# Rows
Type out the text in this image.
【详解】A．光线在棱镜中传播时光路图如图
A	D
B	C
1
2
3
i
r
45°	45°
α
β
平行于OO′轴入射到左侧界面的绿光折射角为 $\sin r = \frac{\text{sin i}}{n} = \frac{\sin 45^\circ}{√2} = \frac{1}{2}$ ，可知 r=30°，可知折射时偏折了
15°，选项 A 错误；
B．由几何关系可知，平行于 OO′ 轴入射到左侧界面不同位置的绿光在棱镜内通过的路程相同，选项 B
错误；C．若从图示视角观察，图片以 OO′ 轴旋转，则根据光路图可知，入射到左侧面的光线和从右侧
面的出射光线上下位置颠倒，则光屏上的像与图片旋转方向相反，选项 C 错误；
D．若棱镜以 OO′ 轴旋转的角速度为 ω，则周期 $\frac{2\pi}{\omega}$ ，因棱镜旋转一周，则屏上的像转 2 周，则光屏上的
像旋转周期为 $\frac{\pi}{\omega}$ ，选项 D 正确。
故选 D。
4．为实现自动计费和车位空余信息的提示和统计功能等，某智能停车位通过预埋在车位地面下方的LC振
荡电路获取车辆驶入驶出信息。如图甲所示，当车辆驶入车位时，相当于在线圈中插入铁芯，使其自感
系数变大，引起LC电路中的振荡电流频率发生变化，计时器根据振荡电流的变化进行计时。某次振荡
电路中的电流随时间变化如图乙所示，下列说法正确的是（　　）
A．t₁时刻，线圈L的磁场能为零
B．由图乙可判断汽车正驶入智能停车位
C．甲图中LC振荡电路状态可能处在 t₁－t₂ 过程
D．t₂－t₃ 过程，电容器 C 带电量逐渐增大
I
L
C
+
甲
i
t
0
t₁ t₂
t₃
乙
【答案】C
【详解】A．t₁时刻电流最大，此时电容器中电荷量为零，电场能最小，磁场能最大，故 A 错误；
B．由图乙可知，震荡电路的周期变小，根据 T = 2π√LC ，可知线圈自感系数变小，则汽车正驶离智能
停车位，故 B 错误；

# Aim
Copy all the records above exactly, missing none.

# Written solution
Type out the text in this image.
【详解】A．光线在棱镜中传播时光路图如图
A	D
B	C
1
2
3
i
r
45°	45°
α
β
平行于OO′轴入射到左侧界面的绿光折射角为 $\sin r = \frac{\text{sin i}}{n} = \frac{\sin 45^\circ}{√2} = \frac{1}{2}$ ，可知 r=30°，可知折射时偏折了
15°，选项 A 错误；
B．由几何关系可知，平行于 OO′ 轴入射到左侧界面不同位置的绿光在棱镜内通过的路程相同，选项 B
错误；C．若从图示视角观察，图片以 OO′ 轴旋转，则根据光路图可知，入射到左侧面的光线和从右侧
面的出射光线上下位置颠倒，则光屏上的像与图片旋转方向相反，选项 C 错误；
D．若棱镜以 OO′ 轴旋转的角速度为 ω，则周期 $\frac{2\pi}{\omega}$ ，因棱镜旋转一周，则屏上的像转 2 周，则光屏上的
像旋转周期为 $\frac{\pi}{\omega}$ ，选项 D 正确。
故选 D。
4．为实现自动计费和车位空余信息的提示和统计功能等，某智能停车位通过预埋在车位地面下方的LC振
荡电路获取车辆驶入驶出信息。如图甲所示，当车辆驶入车位时，相当于在线圈中插入铁芯，使其自感
系数变大，引起LC电路中的振荡电流频率发生变化，计时器根据振荡电流的变化进行计时。某次振荡
电路中的电流随时间变化如图乙所示，下列说法正确的是（　　）
A．t₁时刻，线圈L的磁场能为零
B．由图乙可判断汽车正驶入智能停车位
C．甲图中LC振荡电路状态可能处在 t₁－t₂ 过程
D．t₂－t₃ 过程，电容器 C 带电量逐渐增大
I
L
C
+
甲
i
t
0
t₁ t₂
t₃
乙
【答案】C
【详解】A．t₁时刻电流最大，此时电容器中电荷量为零，电场能最小，磁场能最大，故 A 错误；
B．由图乙可知，震荡电路的周期变小，根据 T = 2π√LC ，可知线圈自感系数变小，则汽车正驶离智能
停车位，故 B 错误；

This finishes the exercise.